(Entries supplied)
☆ ☆ ☆ ☆

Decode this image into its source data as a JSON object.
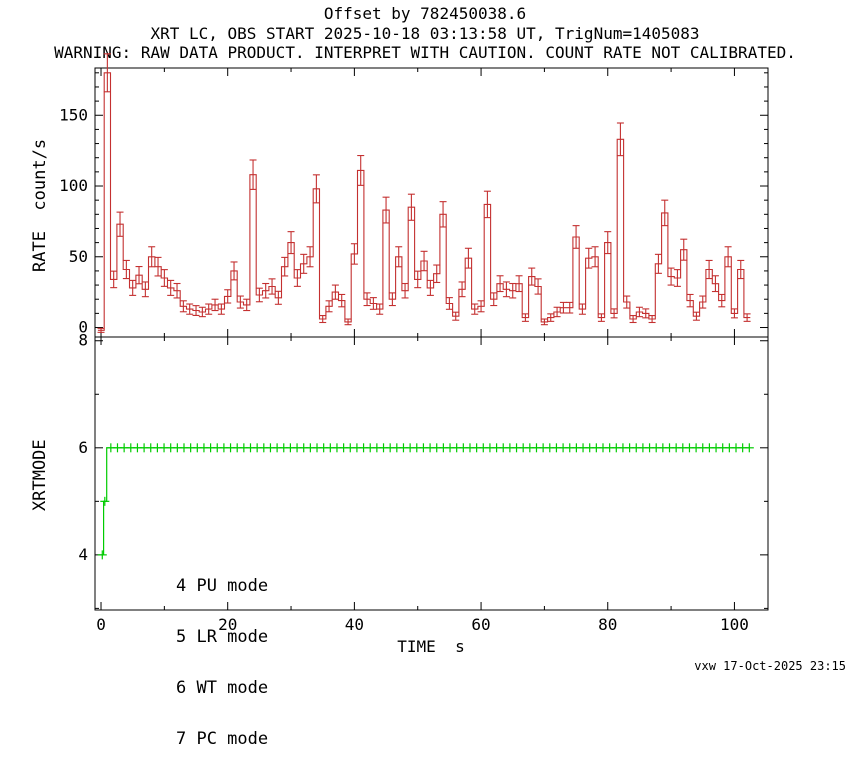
{
  "header": {
    "title": "Offset by 782450038.6",
    "subtitle": "XRT LC, OBS START 2025-10-18 03:13:58 UT, TrigNum=1405083",
    "warning": "WARNING: RAW DATA PRODUCT. INTERPRET WITH CAUTION. COUNT RATE NOT CALIBRATED."
  },
  "footer": {
    "stamp": "vxw 17-Oct-2025 23:15"
  },
  "colors": {
    "rate_series": "#c43030",
    "mode_series": "#00cc00",
    "axis": "#000000",
    "background": "#ffffff"
  },
  "chart_data": [
    {
      "type": "line",
      "style": "step-histogram-with-error-bars",
      "title": "",
      "xlabel": "",
      "ylabel": "RATE  count/s",
      "x_start": 0,
      "x_step": 1,
      "values": [
        -2,
        180,
        34,
        73,
        41,
        28,
        37,
        27,
        50,
        43,
        35,
        28,
        26,
        15,
        13,
        12,
        11,
        13,
        16,
        13,
        22,
        40,
        18,
        16,
        108,
        23,
        26,
        29,
        21,
        43,
        60,
        35,
        45,
        50,
        98,
        6,
        15,
        25,
        19,
        4,
        52,
        111,
        20,
        17,
        13,
        83,
        20,
        50,
        26,
        85,
        34,
        47,
        28,
        38,
        80,
        17,
        8,
        27,
        49,
        13,
        15,
        87,
        20,
        31,
        27,
        26,
        31,
        7,
        36,
        29,
        4,
        7,
        11,
        14,
        14,
        64,
        13,
        49,
        50,
        7,
        60,
        10,
        133,
        18,
        6,
        11,
        10,
        6,
        45,
        81,
        36,
        35,
        55,
        19,
        8,
        18,
        41,
        31,
        19,
        50,
        10,
        41,
        7
      ],
      "error_model": "sqrt",
      "xlim": [
        -0.95,
        105.3
      ],
      "ylim": [
        -6.7,
        183.4
      ],
      "xticks": [
        0,
        20,
        40,
        60,
        80,
        100
      ],
      "xtick_minor_step": 10,
      "yticks": [
        0,
        50,
        100,
        150
      ],
      "ytick_minor_step": 10,
      "grid": false
    },
    {
      "type": "line",
      "style": "step-line-with-plus-markers",
      "title": "",
      "xlabel": "TIME  s",
      "ylabel": "XRTMODE",
      "points": [
        {
          "t": 0.2,
          "mode": 4
        },
        {
          "t": 0.6,
          "mode": 5
        }
      ],
      "plateau": {
        "mode": 6,
        "t_start": 1.2,
        "t_end": 102.4,
        "marker_start": 1.55,
        "marker_step": 1.05
      },
      "xlim": [
        -0.95,
        105.3
      ],
      "ylim": [
        2.97,
        8.07
      ],
      "xticks": [
        0,
        20,
        40,
        60,
        80,
        100
      ],
      "xtick_minor_step": 10,
      "yticks": [
        4,
        6,
        8
      ],
      "ytick_minor_step": 1,
      "legend": [
        "4 PU mode",
        "5 LR mode",
        "6 WT mode",
        "7 PC mode"
      ],
      "legend_position": "inside-bottom-left",
      "grid": false
    }
  ]
}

☆ ☆ ☆ ☆

(Aim of the exercise) None of the pictures should appear; repeat the records exactly otherwise.

(Final answer)
Decode this image into its source data as a JSON object.
{
  "header": {
    "title": "Offset by 782450038.6",
    "subtitle": "XRT LC, OBS START 2025-10-18 03:13:58 UT, TrigNum=1405083",
    "warning": "WARNING: RAW DATA PRODUCT. INTERPRET WITH CAUTION. COUNT RATE NOT CALIBRATED."
  },
  "footer": {
    "stamp": "vxw 17-Oct-2025 23:15"
  },
  "colors": {
    "rate_series": "#c43030",
    "mode_series": "#00cc00",
    "axis": "#000000",
    "background": "#ffffff"
  },
  "chart_data": [
    {
      "type": "line",
      "style": "step-histogram-with-error-bars",
      "title": "",
      "xlabel": "",
      "ylabel": "RATE  count/s",
      "x_start": 0,
      "x_step": 1,
      "values": [
        -2,
        180,
        34,
        73,
        41,
        28,
        37,
        27,
        50,
        43,
        35,
        28,
        26,
        15,
        13,
        12,
        11,
        13,
        16,
        13,
        22,
        40,
        18,
        16,
        108,
        23,
        26,
        29,
        21,
        43,
        60,
        35,
        45,
        50,
        98,
        6,
        15,
        25,
        19,
        4,
        52,
        111,
        20,
        17,
        13,
        83,
        20,
        50,
        26,
        85,
        34,
        47,
        28,
        38,
        80,
        17,
        8,
        27,
        49,
        13,
        15,
        87,
        20,
        31,
        27,
        26,
        31,
        7,
        36,
        29,
        4,
        7,
        11,
        14,
        14,
        64,
        13,
        49,
        50,
        7,
        60,
        10,
        133,
        18,
        6,
        11,
        10,
        6,
        45,
        81,
        36,
        35,
        55,
        19,
        8,
        18,
        41,
        31,
        19,
        50,
        10,
        41,
        7
      ],
      "error_model": "sqrt",
      "xlim": [
        -0.95,
        105.3
      ],
      "ylim": [
        -6.7,
        183.4
      ],
      "xticks": [
        0,
        20,
        40,
        60,
        80,
        100
      ],
      "xtick_minor_step": 10,
      "yticks": [
        0,
        50,
        100,
        150
      ],
      "ytick_minor_step": 10,
      "grid": false
    },
    {
      "type": "line",
      "style": "step-line-with-plus-markers",
      "title": "",
      "xlabel": "TIME  s",
      "ylabel": "XRTMODE",
      "points": [
        {
          "t": 0.2,
          "mode": 4
        },
        {
          "t": 0.6,
          "mode": 5
        }
      ],
      "plateau": {
        "mode": 6,
        "t_start": 1.2,
        "t_end": 102.4,
        "marker_start": 1.55,
        "marker_step": 1.05
      },
      "xlim": [
        -0.95,
        105.3
      ],
      "ylim": [
        2.97,
        8.07
      ],
      "xticks": [
        0,
        20,
        40,
        60,
        80,
        100
      ],
      "xtick_minor_step": 10,
      "yticks": [
        4,
        6,
        8
      ],
      "ytick_minor_step": 1,
      "legend": [
        "4 PU mode",
        "5 LR mode",
        "6 WT mode",
        "7 PC mode"
      ],
      "legend_position": "inside-bottom-left",
      "grid": false
    }
  ]
}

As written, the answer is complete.